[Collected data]
:::

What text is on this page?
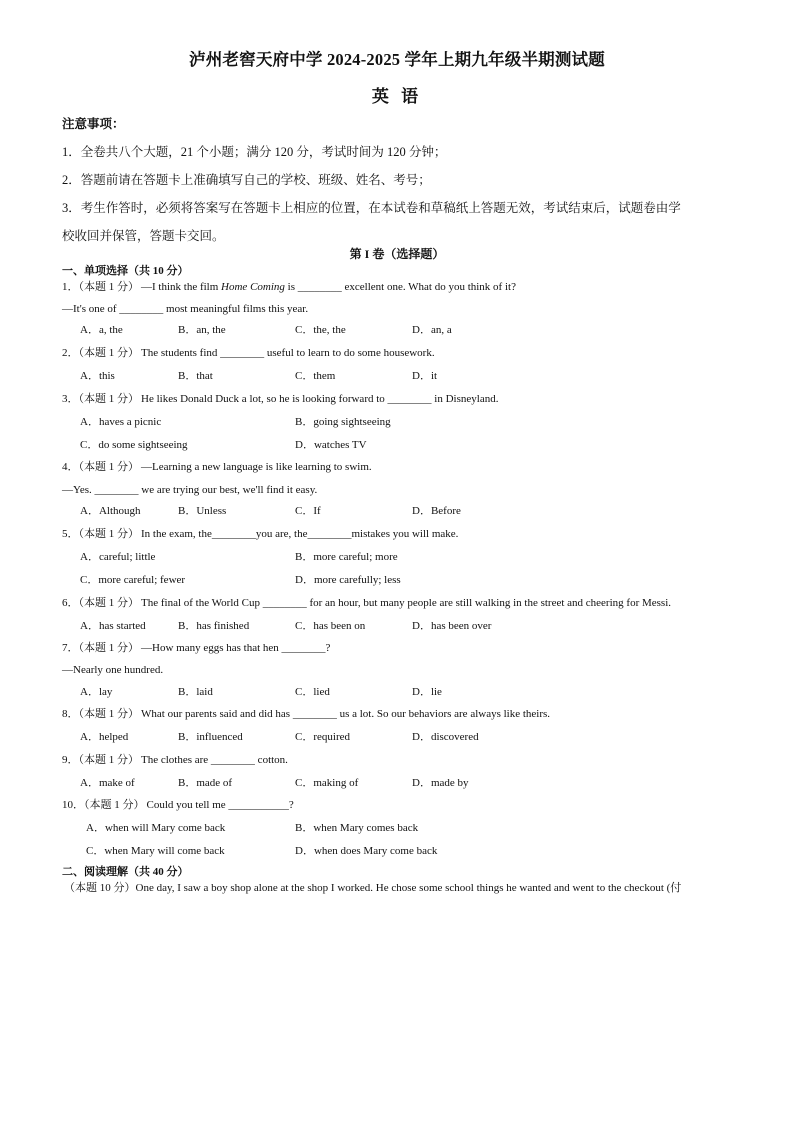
泸州老窖天府中学 2024-2025 学年上期九年级半期测试题
英 语
注意事项：
1．全卷共八个大题，21 个小题；满分 120 分，考试时间为 120 分钟；
2．答题前请在答题卡上准确填写自己的学校、班级、姓名、考号；
3．考生作答时，必须将答案写在答题卡上相应的位置，在本试卷和草稿纸上答题无效，考试结束后，试题卷由学
校收回并保管，答题卡交回。
第 I 卷（选择题）
一、单项选择（共 10 分）
1．（本题 1 分） —I think the film Home Coming is ________ excellent one. What do you think of it?
—It's one of ________ most meaningful films this year.
A．a, the	B．an, the	C．the, the	D．an, a
2．（本题 1 分） The students find ________ useful to learn to do some housework.
A．this	B．that	C．them	D．it
3．（本题 1 分） He likes Donald Duck a lot, so he is looking forward to ________ in Disneyland.
A．haves a picnic	B．going sightseeing
C．do some sightseeing	D．watches TV
4．（本题 1 分） —Learning a new language is like learning to swim.
—Yes. ________ we are trying our best, we'll find it easy.
A．Although	B．Unless	C．If	D．Before
5．（本题 1 分） In the exam, the________you are, the________mistakes you will make.
A．careful; little	B．more careful; more
C．more careful; fewer	D．more carefully; less
6．（本题 1 分） The final of the World Cup ________ for an hour, but many people are still walking in the street and cheering for Messi.
A．has started	B．has finished	C．has been on	D．has been over
7．（本题 1 分） —How many eggs has that hen ________?
—Nearly one hundred.
A．lay	B．laid	C．lied	D．lie
8．（本题 1 分） What our parents said and did has ________ us a lot. So our behaviors are always like theirs.
A．helped	B．influenced	C．required	D．discovered
9．（本题 1 分） The clothes are ________ cotton.
A．make of	B．made of	C．making of	D．made by
10．（本题 1 分） Could you tell me ___________?
A．when will Mary come back	B．when Mary comes back
C．when Mary will come back	D．when does Mary come back
二、阅读理解（共 40 分）
（本题 10 分）One day, I saw a boy shop alone at the shop I worked. He chose some school things he wanted and went to the checkout (付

:::

▶ **Exercise objective**: Retype the whole listing, keeping every line identical and omitting all pictures.

▶ **Right answer**:
What text is on this page?
泸州老窖天府中学 2024-2025 学年上期九年级半期测试题
英 语
注意事项：
1．全卷共八个大题，21 个小题；满分 120 分，考试时间为 120 分钟；
2．答题前请在答题卡上准确填写自己的学校、班级、姓名、考号；
3．考生作答时，必须将答案写在答题卡上相应的位置，在本试卷和草稿纸上答题无效，考试结束后，试题卷由学
校收回并保管，答题卡交回。
第 I 卷（选择题）
一、单项选择（共 10 分）
1．（本题 1 分） —I think the film Home Coming is ________ excellent one. What do you think of it?
—It's one of ________ most meaningful films this year.
A．a, the	B．an, the	C．the, the	D．an, a
2．（本题 1 分） The students find ________ useful to learn to do some housework.
A．this	B．that	C．them	D．it
3．（本题 1 分） He likes Donald Duck a lot, so he is looking forward to ________ in Disneyland.
A．haves a picnic	B．going sightseeing
C．do some sightseeing	D．watches TV
4．（本题 1 分） —Learning a new language is like learning to swim.
—Yes. ________ we are trying our best, we'll find it easy.
A．Although	B．Unless	C．If	D．Before
5．（本题 1 分） In the exam, the________you are, the________mistakes you will make.
A．careful; little	B．more careful; more
C．more careful; fewer	D．more carefully; less
6．（本题 1 分） The final of the World Cup ________ for an hour, but many people are still walking in the street and cheering for Messi.
A．has started	B．has finished	C．has been on	D．has been over
7．（本题 1 分） —How many eggs has that hen ________?
—Nearly one hundred.
A．lay	B．laid	C．lied	D．lie
8．（本题 1 分） What our parents said and did has ________ us a lot. So our behaviors are always like theirs.
A．helped	B．influenced	C．required	D．discovered
9．（本题 1 分） The clothes are ________ cotton.
A．make of	B．made of	C．making of	D．made by
10．（本题 1 分） Could you tell me ___________?
A．when will Mary come back	B．when Mary comes back
C．when Mary will come back	D．when does Mary come back
二、阅读理解（共 40 分）
（本题 10 分）One day, I saw a boy shop alone at the shop I worked. He chose some school things he wanted and went to the checkout (付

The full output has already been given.